What to produce: Reproduce the records below exactly as they appear.

[Dataset entries]
▶
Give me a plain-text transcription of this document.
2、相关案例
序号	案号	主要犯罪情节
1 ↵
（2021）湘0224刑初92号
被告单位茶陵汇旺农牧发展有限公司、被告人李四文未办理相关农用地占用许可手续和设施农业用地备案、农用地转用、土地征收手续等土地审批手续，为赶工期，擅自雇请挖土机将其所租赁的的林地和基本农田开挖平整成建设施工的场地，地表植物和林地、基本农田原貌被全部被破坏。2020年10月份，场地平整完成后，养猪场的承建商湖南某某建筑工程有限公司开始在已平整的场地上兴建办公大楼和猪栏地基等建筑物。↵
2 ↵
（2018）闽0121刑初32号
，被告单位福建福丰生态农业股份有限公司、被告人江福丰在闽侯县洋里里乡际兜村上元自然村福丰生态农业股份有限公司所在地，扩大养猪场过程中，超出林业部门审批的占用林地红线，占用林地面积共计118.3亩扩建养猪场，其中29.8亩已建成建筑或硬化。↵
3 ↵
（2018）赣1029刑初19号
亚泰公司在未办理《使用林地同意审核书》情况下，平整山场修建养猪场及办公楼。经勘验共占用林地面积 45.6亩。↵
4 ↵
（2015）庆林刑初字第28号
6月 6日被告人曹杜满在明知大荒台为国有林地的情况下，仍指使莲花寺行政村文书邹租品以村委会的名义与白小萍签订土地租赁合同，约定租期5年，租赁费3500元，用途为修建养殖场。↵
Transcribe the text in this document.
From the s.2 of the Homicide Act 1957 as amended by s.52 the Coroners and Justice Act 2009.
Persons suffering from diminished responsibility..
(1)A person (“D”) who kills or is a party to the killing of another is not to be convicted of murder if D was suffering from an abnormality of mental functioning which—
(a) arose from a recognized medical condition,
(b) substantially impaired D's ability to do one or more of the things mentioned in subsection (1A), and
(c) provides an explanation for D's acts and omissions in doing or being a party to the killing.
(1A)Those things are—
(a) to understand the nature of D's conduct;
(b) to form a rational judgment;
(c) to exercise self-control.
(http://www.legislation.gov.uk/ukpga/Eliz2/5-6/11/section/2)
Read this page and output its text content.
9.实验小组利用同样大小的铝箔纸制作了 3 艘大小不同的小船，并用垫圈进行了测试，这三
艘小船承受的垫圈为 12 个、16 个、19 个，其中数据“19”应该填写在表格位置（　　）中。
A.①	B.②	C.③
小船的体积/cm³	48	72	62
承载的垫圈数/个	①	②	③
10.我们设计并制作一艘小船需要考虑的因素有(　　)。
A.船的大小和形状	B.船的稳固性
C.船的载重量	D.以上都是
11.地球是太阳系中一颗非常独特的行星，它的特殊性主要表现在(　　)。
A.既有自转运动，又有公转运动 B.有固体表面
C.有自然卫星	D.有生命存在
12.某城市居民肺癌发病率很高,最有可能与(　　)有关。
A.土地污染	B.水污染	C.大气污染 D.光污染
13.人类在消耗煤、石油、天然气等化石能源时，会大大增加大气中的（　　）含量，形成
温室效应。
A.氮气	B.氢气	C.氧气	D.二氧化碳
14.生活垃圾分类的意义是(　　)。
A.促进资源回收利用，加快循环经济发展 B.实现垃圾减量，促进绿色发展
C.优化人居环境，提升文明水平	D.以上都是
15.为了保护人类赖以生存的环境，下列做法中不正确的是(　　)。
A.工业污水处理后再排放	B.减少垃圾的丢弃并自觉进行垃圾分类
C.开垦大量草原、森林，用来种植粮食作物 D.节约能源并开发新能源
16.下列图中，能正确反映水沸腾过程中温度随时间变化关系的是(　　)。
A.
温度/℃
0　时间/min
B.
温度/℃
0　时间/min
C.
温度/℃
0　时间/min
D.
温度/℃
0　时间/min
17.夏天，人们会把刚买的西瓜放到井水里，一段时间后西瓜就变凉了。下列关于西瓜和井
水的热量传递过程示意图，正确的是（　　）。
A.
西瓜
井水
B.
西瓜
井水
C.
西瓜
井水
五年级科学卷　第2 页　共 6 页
◀
Exercise solution:
Give me a plain-text transcription of this document.
2、相关案例
序号	案号	主要犯罪情节
1 ↵
（2021）湘0224刑初92号
被告单位茶陵汇旺农牧发展有限公司、被告人李四文未办理相关农用地占用许可手续和设施农业用地备案、农用地转用、土地征收手续等土地审批手续，为赶工期，擅自雇请挖土机将其所租赁的的林地和基本农田开挖平整成建设施工的场地，地表植物和林地、基本农田原貌被全部被破坏。2020年10月份，场地平整完成后，养猪场的承建商湖南某某建筑工程有限公司开始在已平整的场地上兴建办公大楼和猪栏地基等建筑物。↵
2 ↵
（2018）闽0121刑初32号
，被告单位福建福丰生态农业股份有限公司、被告人江福丰在闽侯县洋里里乡际兜村上元自然村福丰生态农业股份有限公司所在地，扩大养猪场过程中，超出林业部门审批的占用林地红线，占用林地面积共计118.3亩扩建养猪场，其中29.8亩已建成建筑或硬化。↵
3 ↵
（2018）赣1029刑初19号
亚泰公司在未办理《使用林地同意审核书》情况下，平整山场修建养猪场及办公楼。经勘验共占用林地面积 45.6亩。↵
4 ↵
（2015）庆林刑初字第28号
6月 6日被告人曹杜满在明知大荒台为国有林地的情况下，仍指使莲花寺行政村文书邹租品以村委会的名义与白小萍签订土地租赁合同，约定租期5年，租赁费3500元，用途为修建养殖场。↵
Transcribe the text in this document.
From the s.2 of the Homicide Act 1957 as amended by s.52 the Coroners and Justice Act 2009.
Persons suffering from diminished responsibility..
(1)A person (“D”) who kills or is a party to the killing of another is not to be convicted of murder if D was suffering from an abnormality of mental functioning which—
(a) arose from a recognized medical condition,
(b) substantially impaired D's ability to do one or more of the things mentioned in subsection (1A), and
(c) provides an explanation for D's acts and omissions in doing or being a party to the killing.
(1A)Those things are—
(a) to understand the nature of D's conduct;
(b) to form a rational judgment;
(c) to exercise self-control.
(http://www.legislation.gov.uk/ukpga/Eliz2/5-6/11/section/2)
Read this page and output its text content.
9.实验小组利用同样大小的铝箔纸制作了 3 艘大小不同的小船，并用垫圈进行了测试，这三
艘小船承受的垫圈为 12 个、16 个、19 个，其中数据“19”应该填写在表格位置（　　）中。
A.①	B.②	C.③
小船的体积/cm³	48	72	62
承载的垫圈数/个	①	②	③
10.我们设计并制作一艘小船需要考虑的因素有(　　)。
A.船的大小和形状	B.船的稳固性
C.船的载重量	D.以上都是
11.地球是太阳系中一颗非常独特的行星，它的特殊性主要表现在(　　)。
A.既有自转运动，又有公转运动 B.有固体表面
C.有自然卫星	D.有生命存在
12.某城市居民肺癌发病率很高,最有可能与(　　)有关。
A.土地污染	B.水污染	C.大气污染 D.光污染
13.人类在消耗煤、石油、天然气等化石能源时，会大大增加大气中的（　　）含量，形成
温室效应。
A.氮气	B.氢气	C.氧气	D.二氧化碳
14.生活垃圾分类的意义是(　　)。
A.促进资源回收利用，加快循环经济发展 B.实现垃圾减量，促进绿色发展
C.优化人居环境，提升文明水平	D.以上都是
15.为了保护人类赖以生存的环境，下列做法中不正确的是(　　)。
A.工业污水处理后再排放	B.减少垃圾的丢弃并自觉进行垃圾分类
C.开垦大量草原、森林，用来种植粮食作物 D.节约能源并开发新能源
16.下列图中，能正确反映水沸腾过程中温度随时间变化关系的是(　　)。
A.
温度/℃
0　时间/min
B.
温度/℃
0　时间/min
C.
温度/℃
0　时间/min
D.
温度/℃
0　时间/min
17.夏天，人们会把刚买的西瓜放到井水里，一段时间后西瓜就变凉了。下列关于西瓜和井
水的热量传递过程示意图，正确的是（　　）。
A.
西瓜
井水
B.
西瓜
井水
C.
西瓜
井水
五年级科学卷　第2 页　共 6 页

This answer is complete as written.